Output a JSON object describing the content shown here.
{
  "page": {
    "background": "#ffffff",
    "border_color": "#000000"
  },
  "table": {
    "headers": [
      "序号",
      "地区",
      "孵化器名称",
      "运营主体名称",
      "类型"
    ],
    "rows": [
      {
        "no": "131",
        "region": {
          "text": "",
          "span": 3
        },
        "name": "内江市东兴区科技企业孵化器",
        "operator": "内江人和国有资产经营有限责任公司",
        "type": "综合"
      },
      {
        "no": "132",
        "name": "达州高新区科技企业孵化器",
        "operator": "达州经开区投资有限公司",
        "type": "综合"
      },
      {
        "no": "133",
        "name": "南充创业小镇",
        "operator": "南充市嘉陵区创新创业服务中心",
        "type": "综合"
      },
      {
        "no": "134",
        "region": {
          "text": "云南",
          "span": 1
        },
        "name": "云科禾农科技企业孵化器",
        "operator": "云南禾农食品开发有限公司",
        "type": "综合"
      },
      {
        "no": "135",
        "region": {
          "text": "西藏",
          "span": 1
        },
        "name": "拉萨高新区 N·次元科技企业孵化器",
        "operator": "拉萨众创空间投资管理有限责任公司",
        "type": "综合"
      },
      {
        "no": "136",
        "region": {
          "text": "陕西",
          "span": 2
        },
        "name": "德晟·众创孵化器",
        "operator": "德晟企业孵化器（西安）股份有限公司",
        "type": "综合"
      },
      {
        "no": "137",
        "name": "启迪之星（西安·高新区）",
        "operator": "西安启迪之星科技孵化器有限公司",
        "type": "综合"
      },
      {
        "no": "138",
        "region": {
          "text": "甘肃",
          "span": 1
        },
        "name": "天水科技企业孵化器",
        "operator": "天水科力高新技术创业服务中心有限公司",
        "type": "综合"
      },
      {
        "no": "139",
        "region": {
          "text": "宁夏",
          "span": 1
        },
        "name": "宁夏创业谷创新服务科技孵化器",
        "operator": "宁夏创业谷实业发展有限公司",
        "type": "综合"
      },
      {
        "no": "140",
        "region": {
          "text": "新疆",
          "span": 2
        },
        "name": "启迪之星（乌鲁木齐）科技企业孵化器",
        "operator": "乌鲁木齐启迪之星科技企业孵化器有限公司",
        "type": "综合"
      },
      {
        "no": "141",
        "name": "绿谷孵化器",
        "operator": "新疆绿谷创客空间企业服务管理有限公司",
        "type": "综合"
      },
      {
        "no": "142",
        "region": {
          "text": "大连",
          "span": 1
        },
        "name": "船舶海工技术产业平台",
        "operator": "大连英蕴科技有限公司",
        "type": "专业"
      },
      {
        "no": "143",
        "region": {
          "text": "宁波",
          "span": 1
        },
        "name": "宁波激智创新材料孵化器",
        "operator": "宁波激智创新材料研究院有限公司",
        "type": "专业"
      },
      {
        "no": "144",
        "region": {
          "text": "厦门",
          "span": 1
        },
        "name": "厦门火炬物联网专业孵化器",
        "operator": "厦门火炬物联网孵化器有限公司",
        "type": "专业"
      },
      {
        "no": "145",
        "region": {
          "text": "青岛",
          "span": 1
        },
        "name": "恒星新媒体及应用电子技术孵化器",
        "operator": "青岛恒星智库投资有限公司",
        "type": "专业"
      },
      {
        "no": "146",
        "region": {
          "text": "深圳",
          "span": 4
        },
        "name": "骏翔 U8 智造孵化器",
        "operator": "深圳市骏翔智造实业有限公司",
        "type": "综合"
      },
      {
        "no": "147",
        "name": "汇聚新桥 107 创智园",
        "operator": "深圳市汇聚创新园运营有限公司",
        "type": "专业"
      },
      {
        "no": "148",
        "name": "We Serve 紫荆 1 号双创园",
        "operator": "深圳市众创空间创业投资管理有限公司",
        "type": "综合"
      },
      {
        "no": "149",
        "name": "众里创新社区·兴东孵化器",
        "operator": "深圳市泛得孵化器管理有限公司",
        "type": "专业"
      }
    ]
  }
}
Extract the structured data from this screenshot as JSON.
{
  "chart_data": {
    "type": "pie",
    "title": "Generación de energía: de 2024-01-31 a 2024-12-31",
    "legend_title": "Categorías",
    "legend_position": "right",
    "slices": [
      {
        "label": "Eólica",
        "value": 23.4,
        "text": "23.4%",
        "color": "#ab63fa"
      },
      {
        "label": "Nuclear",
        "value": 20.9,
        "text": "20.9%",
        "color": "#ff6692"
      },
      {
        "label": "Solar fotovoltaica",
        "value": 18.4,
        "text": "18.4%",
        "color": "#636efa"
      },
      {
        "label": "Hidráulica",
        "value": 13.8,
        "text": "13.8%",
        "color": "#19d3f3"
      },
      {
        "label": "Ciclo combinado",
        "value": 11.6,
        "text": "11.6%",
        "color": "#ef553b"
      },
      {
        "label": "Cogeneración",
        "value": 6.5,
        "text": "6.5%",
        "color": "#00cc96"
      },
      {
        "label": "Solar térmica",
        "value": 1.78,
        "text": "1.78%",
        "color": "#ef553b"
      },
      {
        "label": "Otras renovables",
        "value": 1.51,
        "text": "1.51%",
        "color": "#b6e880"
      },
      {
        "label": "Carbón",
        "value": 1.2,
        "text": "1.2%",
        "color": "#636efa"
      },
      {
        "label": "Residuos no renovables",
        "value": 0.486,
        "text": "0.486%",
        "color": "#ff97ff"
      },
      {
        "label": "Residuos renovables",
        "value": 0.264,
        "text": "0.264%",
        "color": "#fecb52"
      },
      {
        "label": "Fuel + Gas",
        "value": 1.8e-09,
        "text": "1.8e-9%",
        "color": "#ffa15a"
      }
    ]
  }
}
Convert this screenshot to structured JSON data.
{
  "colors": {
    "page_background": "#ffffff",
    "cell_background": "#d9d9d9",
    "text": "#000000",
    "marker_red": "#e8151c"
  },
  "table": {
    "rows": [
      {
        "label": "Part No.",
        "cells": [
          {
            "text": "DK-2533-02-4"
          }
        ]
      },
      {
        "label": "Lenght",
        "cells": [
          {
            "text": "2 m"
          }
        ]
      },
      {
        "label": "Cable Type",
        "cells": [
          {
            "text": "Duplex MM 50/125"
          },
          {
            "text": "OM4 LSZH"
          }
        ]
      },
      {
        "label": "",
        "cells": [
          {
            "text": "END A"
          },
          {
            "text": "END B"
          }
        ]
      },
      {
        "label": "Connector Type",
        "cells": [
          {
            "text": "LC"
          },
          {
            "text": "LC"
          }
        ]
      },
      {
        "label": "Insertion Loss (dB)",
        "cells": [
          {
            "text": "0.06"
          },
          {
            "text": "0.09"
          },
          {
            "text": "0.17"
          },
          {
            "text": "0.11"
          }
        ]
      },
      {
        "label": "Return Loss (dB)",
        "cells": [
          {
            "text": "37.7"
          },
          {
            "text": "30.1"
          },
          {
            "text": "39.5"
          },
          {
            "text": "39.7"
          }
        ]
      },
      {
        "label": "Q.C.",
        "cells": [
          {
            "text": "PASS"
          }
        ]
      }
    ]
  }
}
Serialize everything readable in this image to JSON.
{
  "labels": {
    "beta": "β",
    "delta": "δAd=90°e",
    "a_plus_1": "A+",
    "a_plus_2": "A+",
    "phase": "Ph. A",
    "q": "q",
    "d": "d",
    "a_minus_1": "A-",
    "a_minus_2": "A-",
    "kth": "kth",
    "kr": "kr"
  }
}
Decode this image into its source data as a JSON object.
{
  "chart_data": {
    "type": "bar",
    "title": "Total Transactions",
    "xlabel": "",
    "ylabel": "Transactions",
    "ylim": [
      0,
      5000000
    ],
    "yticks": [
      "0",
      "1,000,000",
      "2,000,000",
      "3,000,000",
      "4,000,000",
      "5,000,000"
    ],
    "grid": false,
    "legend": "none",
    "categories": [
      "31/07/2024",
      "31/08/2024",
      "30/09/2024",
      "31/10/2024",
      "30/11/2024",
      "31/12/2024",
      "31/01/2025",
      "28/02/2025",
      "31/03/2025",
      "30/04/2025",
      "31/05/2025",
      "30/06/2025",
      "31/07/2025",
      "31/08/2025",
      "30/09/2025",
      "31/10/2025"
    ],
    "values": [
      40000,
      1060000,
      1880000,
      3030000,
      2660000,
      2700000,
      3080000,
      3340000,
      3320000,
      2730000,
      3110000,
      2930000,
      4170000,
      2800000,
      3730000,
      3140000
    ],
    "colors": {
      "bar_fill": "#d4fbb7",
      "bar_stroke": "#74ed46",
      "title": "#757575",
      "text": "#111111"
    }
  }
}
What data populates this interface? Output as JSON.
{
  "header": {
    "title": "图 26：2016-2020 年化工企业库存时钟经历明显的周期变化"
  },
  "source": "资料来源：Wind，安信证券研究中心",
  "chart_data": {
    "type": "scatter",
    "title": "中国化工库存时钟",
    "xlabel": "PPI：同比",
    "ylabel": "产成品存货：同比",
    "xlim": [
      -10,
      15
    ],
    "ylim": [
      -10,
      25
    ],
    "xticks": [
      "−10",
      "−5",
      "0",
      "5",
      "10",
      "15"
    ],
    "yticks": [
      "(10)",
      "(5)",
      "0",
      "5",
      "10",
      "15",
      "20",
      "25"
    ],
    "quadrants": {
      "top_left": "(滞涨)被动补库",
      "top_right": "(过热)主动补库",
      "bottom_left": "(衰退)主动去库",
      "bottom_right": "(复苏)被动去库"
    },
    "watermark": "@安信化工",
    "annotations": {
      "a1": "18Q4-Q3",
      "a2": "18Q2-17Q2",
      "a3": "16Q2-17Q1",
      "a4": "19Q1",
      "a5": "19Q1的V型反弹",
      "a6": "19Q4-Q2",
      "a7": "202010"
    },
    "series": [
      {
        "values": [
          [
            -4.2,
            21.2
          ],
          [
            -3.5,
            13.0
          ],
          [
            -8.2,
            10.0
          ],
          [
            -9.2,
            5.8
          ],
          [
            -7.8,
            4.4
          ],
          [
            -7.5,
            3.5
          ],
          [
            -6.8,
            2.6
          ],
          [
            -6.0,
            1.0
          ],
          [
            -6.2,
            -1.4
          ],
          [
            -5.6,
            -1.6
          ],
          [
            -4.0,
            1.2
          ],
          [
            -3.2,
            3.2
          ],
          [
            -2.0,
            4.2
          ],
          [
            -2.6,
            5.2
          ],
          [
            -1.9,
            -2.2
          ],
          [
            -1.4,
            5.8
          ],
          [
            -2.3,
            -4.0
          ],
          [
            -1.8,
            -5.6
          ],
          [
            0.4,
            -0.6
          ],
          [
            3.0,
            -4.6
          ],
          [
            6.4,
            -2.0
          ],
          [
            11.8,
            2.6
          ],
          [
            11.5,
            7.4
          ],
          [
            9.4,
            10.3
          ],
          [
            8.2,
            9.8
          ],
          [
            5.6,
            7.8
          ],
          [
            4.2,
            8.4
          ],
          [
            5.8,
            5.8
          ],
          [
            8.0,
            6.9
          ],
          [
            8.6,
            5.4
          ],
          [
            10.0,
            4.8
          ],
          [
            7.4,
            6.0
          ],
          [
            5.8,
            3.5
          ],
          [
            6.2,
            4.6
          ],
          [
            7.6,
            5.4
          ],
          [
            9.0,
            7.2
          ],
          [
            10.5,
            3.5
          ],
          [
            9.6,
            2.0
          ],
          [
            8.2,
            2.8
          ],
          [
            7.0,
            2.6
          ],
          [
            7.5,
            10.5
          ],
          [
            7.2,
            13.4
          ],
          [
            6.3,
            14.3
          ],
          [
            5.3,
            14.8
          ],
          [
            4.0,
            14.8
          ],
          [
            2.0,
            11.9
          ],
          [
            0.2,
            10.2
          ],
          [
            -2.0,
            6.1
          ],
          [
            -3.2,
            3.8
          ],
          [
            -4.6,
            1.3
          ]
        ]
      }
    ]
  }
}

^^^^^^^^^^^^^^^^

WRITTEN TASK
Report the number of lines above containing the word "screenshot", with no other text.

ANSWER BELOW
2